### Problem statement
Transcribe the entries below exactly; leave every image out.

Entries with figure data
* * * * *
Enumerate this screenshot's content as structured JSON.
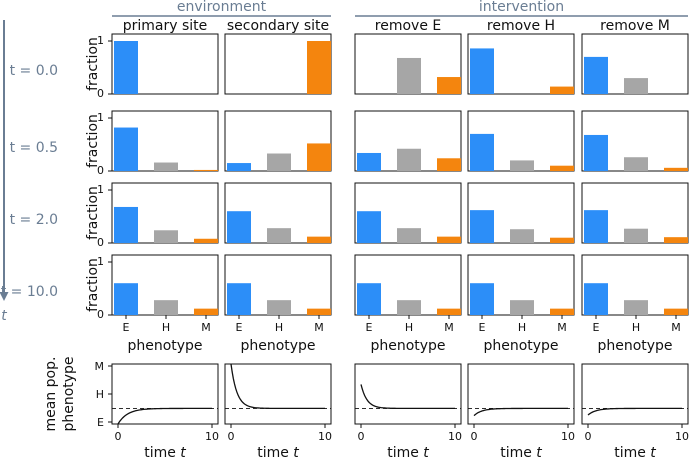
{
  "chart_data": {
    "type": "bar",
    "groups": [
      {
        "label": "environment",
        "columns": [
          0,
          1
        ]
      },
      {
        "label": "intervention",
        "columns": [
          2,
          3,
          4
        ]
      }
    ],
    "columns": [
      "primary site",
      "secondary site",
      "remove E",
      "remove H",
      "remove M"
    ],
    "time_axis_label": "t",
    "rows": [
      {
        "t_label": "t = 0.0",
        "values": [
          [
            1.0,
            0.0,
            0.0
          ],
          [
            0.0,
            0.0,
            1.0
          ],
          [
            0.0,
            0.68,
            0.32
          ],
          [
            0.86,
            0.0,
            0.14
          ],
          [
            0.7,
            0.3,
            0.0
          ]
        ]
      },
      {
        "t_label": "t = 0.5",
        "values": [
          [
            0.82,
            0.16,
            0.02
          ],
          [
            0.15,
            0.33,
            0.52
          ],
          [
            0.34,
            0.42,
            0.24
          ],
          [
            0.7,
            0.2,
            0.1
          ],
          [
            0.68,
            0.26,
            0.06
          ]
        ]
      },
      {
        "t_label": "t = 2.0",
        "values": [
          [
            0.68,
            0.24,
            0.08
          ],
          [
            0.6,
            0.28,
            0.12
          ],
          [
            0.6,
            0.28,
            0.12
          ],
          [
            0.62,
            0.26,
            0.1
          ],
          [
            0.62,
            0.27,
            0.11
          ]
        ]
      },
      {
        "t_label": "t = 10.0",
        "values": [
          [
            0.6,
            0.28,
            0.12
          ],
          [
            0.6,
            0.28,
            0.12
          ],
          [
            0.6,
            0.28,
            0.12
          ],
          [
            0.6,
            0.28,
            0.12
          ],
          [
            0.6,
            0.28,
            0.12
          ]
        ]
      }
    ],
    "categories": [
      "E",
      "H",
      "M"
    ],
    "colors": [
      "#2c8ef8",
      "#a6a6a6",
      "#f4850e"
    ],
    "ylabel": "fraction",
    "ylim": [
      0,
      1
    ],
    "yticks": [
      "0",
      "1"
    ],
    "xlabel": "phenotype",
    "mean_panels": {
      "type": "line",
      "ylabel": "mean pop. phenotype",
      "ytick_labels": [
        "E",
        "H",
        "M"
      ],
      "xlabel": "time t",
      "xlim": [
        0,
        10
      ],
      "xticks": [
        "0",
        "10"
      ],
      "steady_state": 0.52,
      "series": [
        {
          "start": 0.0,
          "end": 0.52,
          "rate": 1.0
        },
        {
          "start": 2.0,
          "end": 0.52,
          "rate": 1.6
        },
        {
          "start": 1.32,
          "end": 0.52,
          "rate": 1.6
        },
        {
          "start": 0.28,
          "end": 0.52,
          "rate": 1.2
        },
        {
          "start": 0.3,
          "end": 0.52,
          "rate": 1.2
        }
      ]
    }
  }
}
* * * * *
### Task response
Enumerate this screenshot's content as structured JSON.
{
  "chart_data": {
    "type": "bar",
    "groups": [
      {
        "label": "environment",
        "columns": [
          0,
          1
        ]
      },
      {
        "label": "intervention",
        "columns": [
          2,
          3,
          4
        ]
      }
    ],
    "columns": [
      "primary site",
      "secondary site",
      "remove E",
      "remove H",
      "remove M"
    ],
    "time_axis_label": "t",
    "rows": [
      {
        "t_label": "t = 0.0",
        "values": [
          [
            1.0,
            0.0,
            0.0
          ],
          [
            0.0,
            0.0,
            1.0
          ],
          [
            0.0,
            0.68,
            0.32
          ],
          [
            0.86,
            0.0,
            0.14
          ],
          [
            0.7,
            0.3,
            0.0
          ]
        ]
      },
      {
        "t_label": "t = 0.5",
        "values": [
          [
            0.82,
            0.16,
            0.02
          ],
          [
            0.15,
            0.33,
            0.52
          ],
          [
            0.34,
            0.42,
            0.24
          ],
          [
            0.7,
            0.2,
            0.1
          ],
          [
            0.68,
            0.26,
            0.06
          ]
        ]
      },
      {
        "t_label": "t = 2.0",
        "values": [
          [
            0.68,
            0.24,
            0.08
          ],
          [
            0.6,
            0.28,
            0.12
          ],
          [
            0.6,
            0.28,
            0.12
          ],
          [
            0.62,
            0.26,
            0.1
          ],
          [
            0.62,
            0.27,
            0.11
          ]
        ]
      },
      {
        "t_label": "t = 10.0",
        "values": [
          [
            0.6,
            0.28,
            0.12
          ],
          [
            0.6,
            0.28,
            0.12
          ],
          [
            0.6,
            0.28,
            0.12
          ],
          [
            0.6,
            0.28,
            0.12
          ],
          [
            0.6,
            0.28,
            0.12
          ]
        ]
      }
    ],
    "categories": [
      "E",
      "H",
      "M"
    ],
    "colors": [
      "#2c8ef8",
      "#a6a6a6",
      "#f4850e"
    ],
    "ylabel": "fraction",
    "ylim": [
      0,
      1
    ],
    "yticks": [
      "0",
      "1"
    ],
    "xlabel": "phenotype",
    "mean_panels": {
      "type": "line",
      "ylabel": "mean pop. phenotype",
      "ytick_labels": [
        "E",
        "H",
        "M"
      ],
      "xlabel": "time t",
      "xlim": [
        0,
        10
      ],
      "xticks": [
        "0",
        "10"
      ],
      "steady_state": 0.52,
      "series": [
        {
          "start": 0.0,
          "end": 0.52,
          "rate": 1.0
        },
        {
          "start": 2.0,
          "end": 0.52,
          "rate": 1.6
        },
        {
          "start": 1.32,
          "end": 0.52,
          "rate": 1.6
        },
        {
          "start": 0.28,
          "end": 0.52,
          "rate": 1.2
        },
        {
          "start": 0.3,
          "end": 0.52,
          "rate": 1.2
        }
      ]
    }
  }
}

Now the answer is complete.